# Document extract
[START]

GraphGists

Analysing football transfers with Neo4j

transfermarkt

In this guide, we’ll look at how we can import and analyse football transfers using Neo4j.

The model

This is the transfers graph model that we’re going to work our way towards:

footballtransfer-model

Looking at the Data

We’ve written a bunch of transfers into a CSV file, so let’s have a quick look at the first few rows. Run the following query:

WITH 'https://s3-eu-west-1.amazonaws.com/football-transfers.neo4j.com/transfers-all.csv' AS url
LOAD CSV WITH HEADERS FROM url AS row
RETURN row
LIMIT 5

This query returns the first five rows of the CSV file.

Importing the data: Constraints

Before we import anything, we’ll create some constraints to make sure we don’t insert duplicate records into the database.

CREATE CONSTRAINT ON (player:Player)
ASSERT player.id IS UNIQUE;
CREATE CONSTRAINT ON (club:Club)
ASSERT club.id IS UNIQUE;
CREATE CONSTRAINT ON (transfer:Transfer)
ASSERT transfer.id IS UNIQUE;
CREATE CONSTRAINT ON (country:Country)
ASSERT country.name IS UNIQUE;

Let’s check they all got created:

CALL db.constraints()

Looks good. Let’s get the data imported.

Importing the data: Players

First we’ll import the players. Run the following query:

USING PERIODIC COMMIT
LOAD CSV WITH HEADERS FROM 'https://s3-eu-west-1.amazonaws.com/football-transfers.neo4j.com/transfers-all.csv' AS row
MERGE (player:Player {id: row.playerUri})
ON CREATE SET player.name =  row.playerName, player.position = row.playerPosition

Let’s check that the players imported correctly. Run the following query:

MATCH (player:Player)
RETURN player
LIMIT 25

Looks good!

Importing the data: Player Countries

Next we’ll import the countries that those players represent. Run the following query:

WITH 'https://s3-eu-west-1.amazonaws.com/football-transfers.neo4j.com/transfers-all.csv' AS url
LOAD CSV WITH HEADERS FROM url AS row
WITH row WHERE row.playerNationality <> ''
WITH DISTINCT row.playerNationality AS nationality
MERGE (country:Country {name: nationality })
USING PERIODIC COMMIT
LOAD CSV WITH HEADERS FROM 'https://s3-eu-west-1.amazonaws.com/football-transfers.neo4j.com/transfers-all.csv' AS row
WITH row WHERE row.playerNationality <> ''
MATCH (player:Player {id: row.playerUri})
MATCH (country:Country {name: row.playerNationality })
MERGE (player)-[:PLAYS_FOR]->(country)

[END]

# Listed records
[START]

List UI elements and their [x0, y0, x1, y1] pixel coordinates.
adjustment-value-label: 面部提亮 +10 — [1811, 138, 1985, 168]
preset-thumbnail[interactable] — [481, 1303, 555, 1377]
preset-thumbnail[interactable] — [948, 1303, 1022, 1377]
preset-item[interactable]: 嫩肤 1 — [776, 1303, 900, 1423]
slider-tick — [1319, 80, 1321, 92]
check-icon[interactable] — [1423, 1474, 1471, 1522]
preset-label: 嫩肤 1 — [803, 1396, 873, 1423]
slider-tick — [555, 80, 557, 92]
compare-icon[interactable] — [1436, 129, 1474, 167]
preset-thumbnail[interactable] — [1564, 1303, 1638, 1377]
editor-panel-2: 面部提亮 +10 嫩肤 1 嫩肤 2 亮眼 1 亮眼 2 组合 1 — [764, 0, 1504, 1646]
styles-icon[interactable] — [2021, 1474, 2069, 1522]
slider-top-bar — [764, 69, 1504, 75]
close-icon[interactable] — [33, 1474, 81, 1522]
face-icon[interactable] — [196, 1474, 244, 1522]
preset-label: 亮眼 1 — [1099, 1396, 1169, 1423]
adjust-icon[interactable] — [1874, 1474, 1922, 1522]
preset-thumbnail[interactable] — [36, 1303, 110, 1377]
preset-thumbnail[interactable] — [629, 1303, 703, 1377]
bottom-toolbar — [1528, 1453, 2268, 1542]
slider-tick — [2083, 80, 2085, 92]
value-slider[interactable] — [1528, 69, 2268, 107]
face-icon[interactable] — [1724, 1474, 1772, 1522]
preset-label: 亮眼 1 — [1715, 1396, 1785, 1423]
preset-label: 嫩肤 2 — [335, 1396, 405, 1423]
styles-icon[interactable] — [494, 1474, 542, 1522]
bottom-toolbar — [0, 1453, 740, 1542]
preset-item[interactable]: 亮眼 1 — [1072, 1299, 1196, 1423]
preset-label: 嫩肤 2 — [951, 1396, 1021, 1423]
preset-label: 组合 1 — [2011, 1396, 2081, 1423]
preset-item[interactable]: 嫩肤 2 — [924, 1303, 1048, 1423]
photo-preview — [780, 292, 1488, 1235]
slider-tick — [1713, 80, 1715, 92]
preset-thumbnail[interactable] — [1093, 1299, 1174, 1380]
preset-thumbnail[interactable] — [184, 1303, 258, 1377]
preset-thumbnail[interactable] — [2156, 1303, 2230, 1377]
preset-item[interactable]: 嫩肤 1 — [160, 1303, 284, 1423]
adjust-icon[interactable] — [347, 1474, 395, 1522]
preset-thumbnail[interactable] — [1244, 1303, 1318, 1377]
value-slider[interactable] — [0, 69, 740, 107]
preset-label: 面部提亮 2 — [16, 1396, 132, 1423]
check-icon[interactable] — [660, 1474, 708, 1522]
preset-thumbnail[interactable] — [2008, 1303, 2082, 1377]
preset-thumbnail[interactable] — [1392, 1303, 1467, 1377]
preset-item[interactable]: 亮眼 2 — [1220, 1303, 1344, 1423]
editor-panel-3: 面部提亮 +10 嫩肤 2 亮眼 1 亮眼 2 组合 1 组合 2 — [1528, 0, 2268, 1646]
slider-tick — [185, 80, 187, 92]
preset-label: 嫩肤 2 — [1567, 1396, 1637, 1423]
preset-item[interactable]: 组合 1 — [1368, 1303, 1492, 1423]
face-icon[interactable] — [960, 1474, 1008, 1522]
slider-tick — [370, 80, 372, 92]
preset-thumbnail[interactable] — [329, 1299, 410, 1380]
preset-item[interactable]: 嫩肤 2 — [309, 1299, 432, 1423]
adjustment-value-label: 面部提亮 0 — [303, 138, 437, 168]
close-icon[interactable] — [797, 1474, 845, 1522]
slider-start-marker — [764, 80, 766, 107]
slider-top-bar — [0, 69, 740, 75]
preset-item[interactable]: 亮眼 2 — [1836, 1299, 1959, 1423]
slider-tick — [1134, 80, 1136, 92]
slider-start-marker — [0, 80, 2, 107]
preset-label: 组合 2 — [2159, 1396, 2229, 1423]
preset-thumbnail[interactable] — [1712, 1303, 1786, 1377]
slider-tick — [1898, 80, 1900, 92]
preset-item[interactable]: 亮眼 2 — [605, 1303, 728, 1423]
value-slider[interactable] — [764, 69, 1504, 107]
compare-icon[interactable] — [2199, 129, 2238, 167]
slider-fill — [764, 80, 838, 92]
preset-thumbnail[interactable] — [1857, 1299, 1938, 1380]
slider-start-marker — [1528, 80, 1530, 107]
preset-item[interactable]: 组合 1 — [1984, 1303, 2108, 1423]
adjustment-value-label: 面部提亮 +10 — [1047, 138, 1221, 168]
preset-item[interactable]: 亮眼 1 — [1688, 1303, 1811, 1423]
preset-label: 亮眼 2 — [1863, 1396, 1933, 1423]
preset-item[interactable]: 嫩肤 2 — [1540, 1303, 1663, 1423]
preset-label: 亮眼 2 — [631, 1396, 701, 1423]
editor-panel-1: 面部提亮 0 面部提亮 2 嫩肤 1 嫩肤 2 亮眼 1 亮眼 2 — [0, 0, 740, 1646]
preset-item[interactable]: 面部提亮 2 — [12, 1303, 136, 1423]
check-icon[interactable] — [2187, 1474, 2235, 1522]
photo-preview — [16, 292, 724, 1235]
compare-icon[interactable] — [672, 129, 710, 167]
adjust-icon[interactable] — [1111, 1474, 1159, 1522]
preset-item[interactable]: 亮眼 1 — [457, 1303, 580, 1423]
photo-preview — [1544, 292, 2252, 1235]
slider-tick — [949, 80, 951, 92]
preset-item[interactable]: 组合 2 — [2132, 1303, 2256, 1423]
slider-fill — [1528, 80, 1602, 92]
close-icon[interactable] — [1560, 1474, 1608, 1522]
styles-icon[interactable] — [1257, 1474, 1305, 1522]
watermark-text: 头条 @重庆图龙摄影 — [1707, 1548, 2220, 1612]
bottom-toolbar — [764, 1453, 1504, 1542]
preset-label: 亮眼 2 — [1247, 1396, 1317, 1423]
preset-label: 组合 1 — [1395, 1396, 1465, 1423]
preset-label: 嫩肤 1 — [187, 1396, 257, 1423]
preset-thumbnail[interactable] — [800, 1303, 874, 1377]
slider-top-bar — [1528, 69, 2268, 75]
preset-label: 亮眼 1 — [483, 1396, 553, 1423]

[END]

# What to produce
Resume the Neo4j football transfers guide, starting right after its last query, which links players to countries.

# Result of the exercise
Importing the data: Clubs

Next up, we’ll import the clubs. The way the data is structured for clubs is quite interesting. We have buying and selling clubs so the easiest approach is to write two import queries, one for each:

WITH 'https://s3-eu-west-1.amazonaws.com/football-transfers.neo4j.com/transfers-all.csv' AS url
LOAD CSV WITH HEADERS FROM url AS row

WITH row where row.sellerClubUri <> ''
MERGE (club:Club {id: row.sellerClubUri})
ON CREATE SET club.name = row.sellerClubName
MERGE (country:Country {name: row.sellerClubCountry})
MERGE (club)-[:PART_OF]->(country)
WITH 'https://s3-eu-west-1.amazonaws.com/football-transfers.neo4j.com/transfers-all.csv' AS url
LOAD CSV WITH HEADERS FROM url AS row
WITH row where row.buyerClubUri <> ''
MERGE (club:Club {id: row.buyerClubUri})
ON CREATE SET club.name = row.buyerClubName
MERGE (country:Country {name: row.buyerClubCountry})
MERGE (club)-[:PART_OF]->(country)

It’s a bit annoying that we have to write two queries to do this. Maybe there’s another way…​

Importing the data: Clubs II

Indeed there is! Our good friend UNWIND can help us out here:

WITH 'https://s3-eu-west-1.amazonaws.com/football-transfers.neo4j.com/transfers-all.csv' AS url
LOAD CSV WITH HEADERS FROM url AS row
UNWIND [
  {uri: row.sellerClubUri, name: row.sellerClubName, country: row.sellerClubCountry},
  {uri: row.buyerClubUri,  name: row.buyerClubName,  country: row.buyerClubCountry}
] AS club
WITH club WHERE club.uri <> ''
WITH DISTINCT club
MERGE (c:Club {id: club.uri})
ON CREATE SET c.name = club.name
MERGE (country:Country {name: club.country })
MERGE (c)-[:PART_OF]->(country)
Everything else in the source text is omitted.